Collected data
+++++

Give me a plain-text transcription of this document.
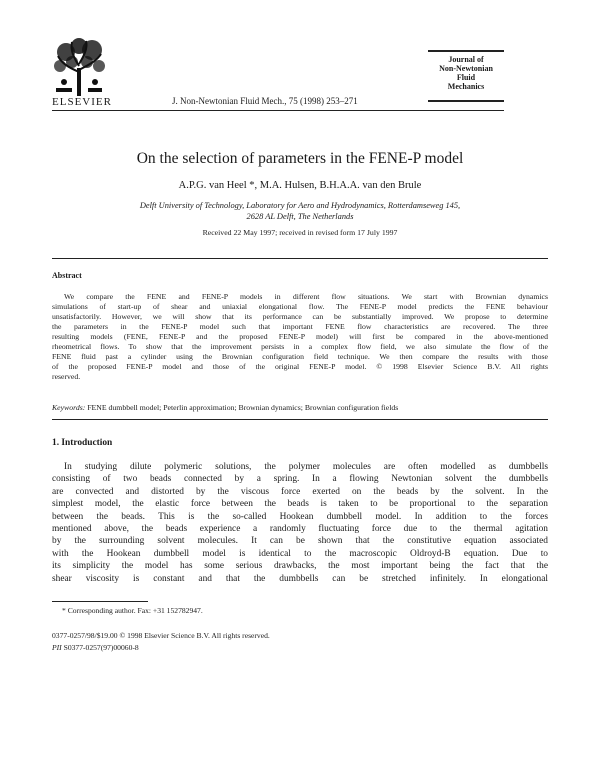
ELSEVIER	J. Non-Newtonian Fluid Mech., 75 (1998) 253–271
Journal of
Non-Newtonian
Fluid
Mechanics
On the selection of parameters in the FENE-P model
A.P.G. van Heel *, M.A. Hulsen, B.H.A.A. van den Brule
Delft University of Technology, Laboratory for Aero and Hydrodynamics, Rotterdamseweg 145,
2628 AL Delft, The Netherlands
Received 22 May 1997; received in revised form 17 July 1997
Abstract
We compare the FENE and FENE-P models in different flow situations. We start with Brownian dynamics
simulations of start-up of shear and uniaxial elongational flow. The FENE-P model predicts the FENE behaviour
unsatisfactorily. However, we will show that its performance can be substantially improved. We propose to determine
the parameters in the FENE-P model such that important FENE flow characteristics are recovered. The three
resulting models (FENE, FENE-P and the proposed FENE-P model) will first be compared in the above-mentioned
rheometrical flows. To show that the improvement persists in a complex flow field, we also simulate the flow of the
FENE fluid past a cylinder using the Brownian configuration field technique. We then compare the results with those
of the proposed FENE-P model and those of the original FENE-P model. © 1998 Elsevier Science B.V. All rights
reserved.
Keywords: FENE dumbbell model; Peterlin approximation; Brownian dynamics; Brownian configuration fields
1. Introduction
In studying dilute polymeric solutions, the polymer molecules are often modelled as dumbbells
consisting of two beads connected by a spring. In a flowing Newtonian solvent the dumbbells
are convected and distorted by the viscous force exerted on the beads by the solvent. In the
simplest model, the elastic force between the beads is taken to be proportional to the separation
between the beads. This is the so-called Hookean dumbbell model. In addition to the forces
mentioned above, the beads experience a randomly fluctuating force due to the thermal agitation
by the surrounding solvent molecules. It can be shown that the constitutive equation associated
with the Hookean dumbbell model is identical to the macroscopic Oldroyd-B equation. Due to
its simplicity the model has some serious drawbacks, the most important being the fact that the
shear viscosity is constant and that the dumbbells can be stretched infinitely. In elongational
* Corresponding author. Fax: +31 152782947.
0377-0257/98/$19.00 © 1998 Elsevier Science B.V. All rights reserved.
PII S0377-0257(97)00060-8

+++++

SET PROBLEM
Using the listing above, pull out all lines that hold the word "important".

OUTPUT OF THE TASK
the parameters in the FENE-P model such that important FENE flow characteristics are recovered. The three
its simplicity the model has some serious drawbacks, the most important being the fact that the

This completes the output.